* EXCERPTED RECORDS *
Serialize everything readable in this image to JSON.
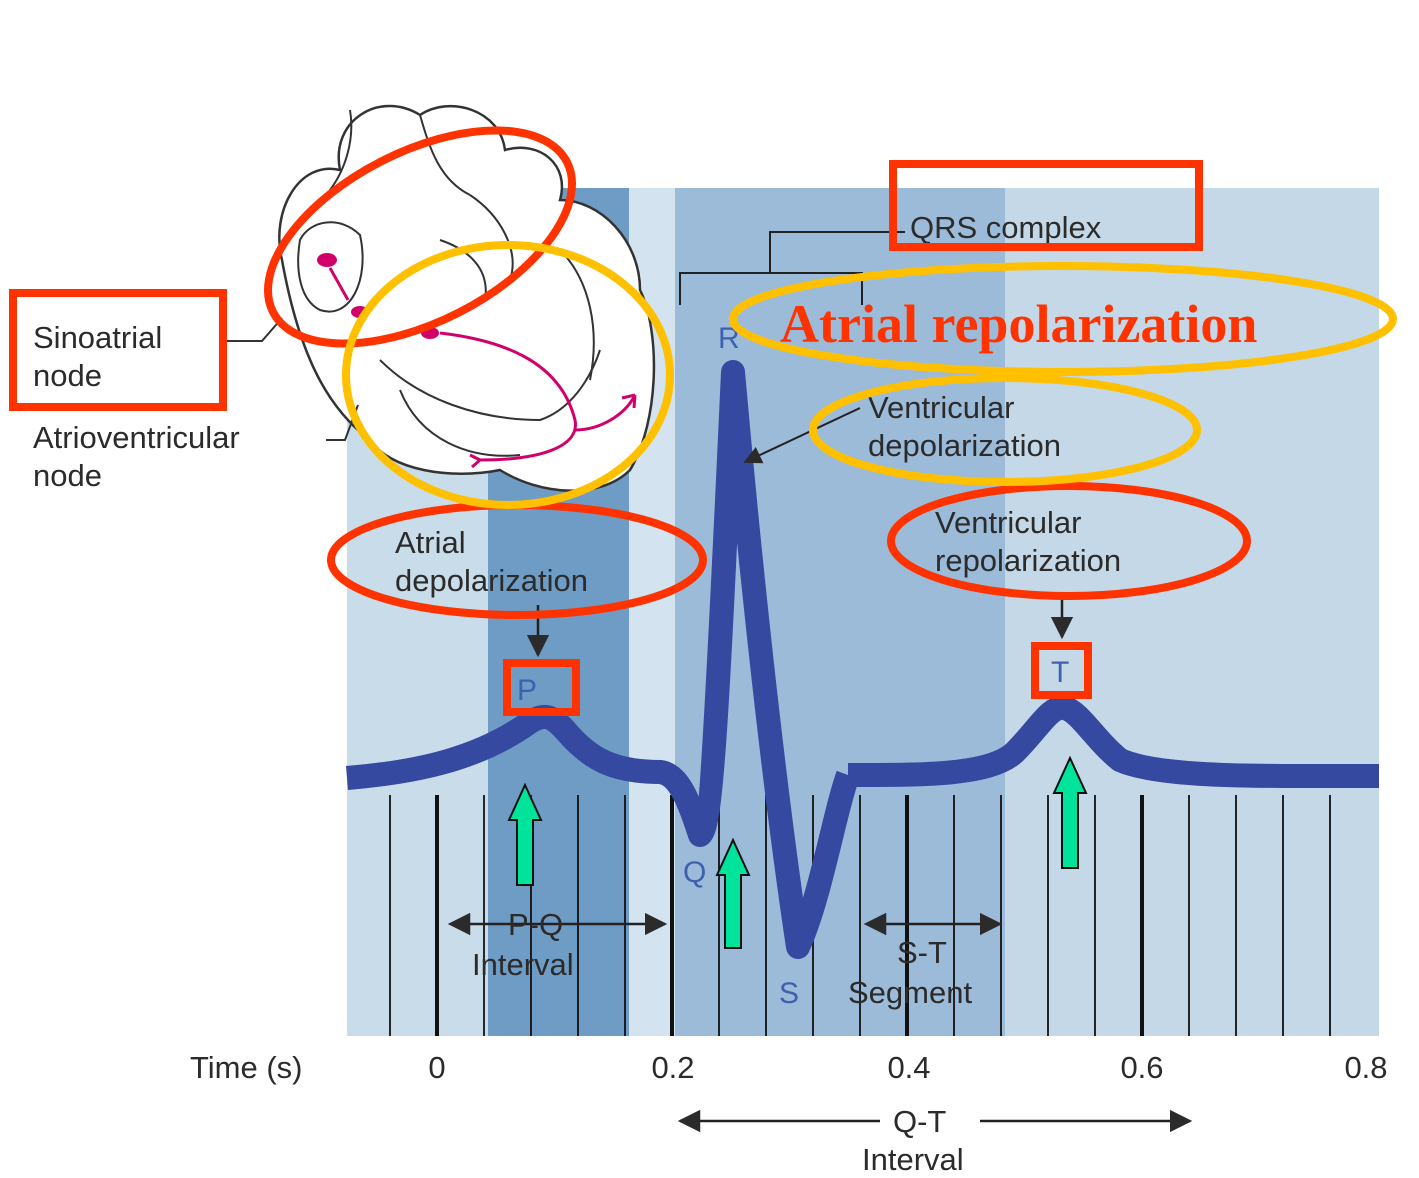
{
  "labels": {
    "sinoatrial": [
      "Sinoatrial",
      "node"
    ],
    "atrioventricular": [
      "Atrioventricular",
      "node"
    ],
    "qrs_complex": "QRS complex",
    "atrial_repolarization": "Atrial repolarization",
    "ventricular_depolarization": [
      "Ventricular",
      "depolarization"
    ],
    "ventricular_repolarization": [
      "Ventricular",
      "repolarization"
    ],
    "atrial_depolarization": [
      "Atrial",
      "depolarization"
    ],
    "pq_interval": [
      "P-Q",
      "Interval"
    ],
    "st_segment": [
      "S-T",
      "Segment"
    ],
    "qt_interval": [
      "Q-T",
      "Interval"
    ]
  },
  "waves": {
    "p": "P",
    "q": "Q",
    "r": "R",
    "s": "S",
    "t": "T"
  },
  "time_axis": {
    "label": "Time (s)",
    "ticks": [
      "0",
      "0.2",
      "0.4",
      "0.6",
      "0.8"
    ]
  },
  "colors": {
    "highlight_red": "#ff3300",
    "highlight_yellow": "#ffc000",
    "marker_arrow": "#00e39a",
    "trace": "#3549a0",
    "band_light": "#c9dcea",
    "band_mid": "#9cbbd8",
    "band_dark": "#6f9cc5"
  }
}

* REQUIRED WORK *
Print every record above exactly as written, leaving out the pictures.

* RIGHT ANSWER *
Serialize everything readable in this image to JSON.
{
  "labels": {
    "sinoatrial": [
      "Sinoatrial",
      "node"
    ],
    "atrioventricular": [
      "Atrioventricular",
      "node"
    ],
    "qrs_complex": "QRS complex",
    "atrial_repolarization": "Atrial repolarization",
    "ventricular_depolarization": [
      "Ventricular",
      "depolarization"
    ],
    "ventricular_repolarization": [
      "Ventricular",
      "repolarization"
    ],
    "atrial_depolarization": [
      "Atrial",
      "depolarization"
    ],
    "pq_interval": [
      "P-Q",
      "Interval"
    ],
    "st_segment": [
      "S-T",
      "Segment"
    ],
    "qt_interval": [
      "Q-T",
      "Interval"
    ]
  },
  "waves": {
    "p": "P",
    "q": "Q",
    "r": "R",
    "s": "S",
    "t": "T"
  },
  "time_axis": {
    "label": "Time (s)",
    "ticks": [
      "0",
      "0.2",
      "0.4",
      "0.6",
      "0.8"
    ]
  },
  "colors": {
    "highlight_red": "#ff3300",
    "highlight_yellow": "#ffc000",
    "marker_arrow": "#00e39a",
    "trace": "#3549a0",
    "band_light": "#c9dcea",
    "band_mid": "#9cbbd8",
    "band_dark": "#6f9cc5"
  }
}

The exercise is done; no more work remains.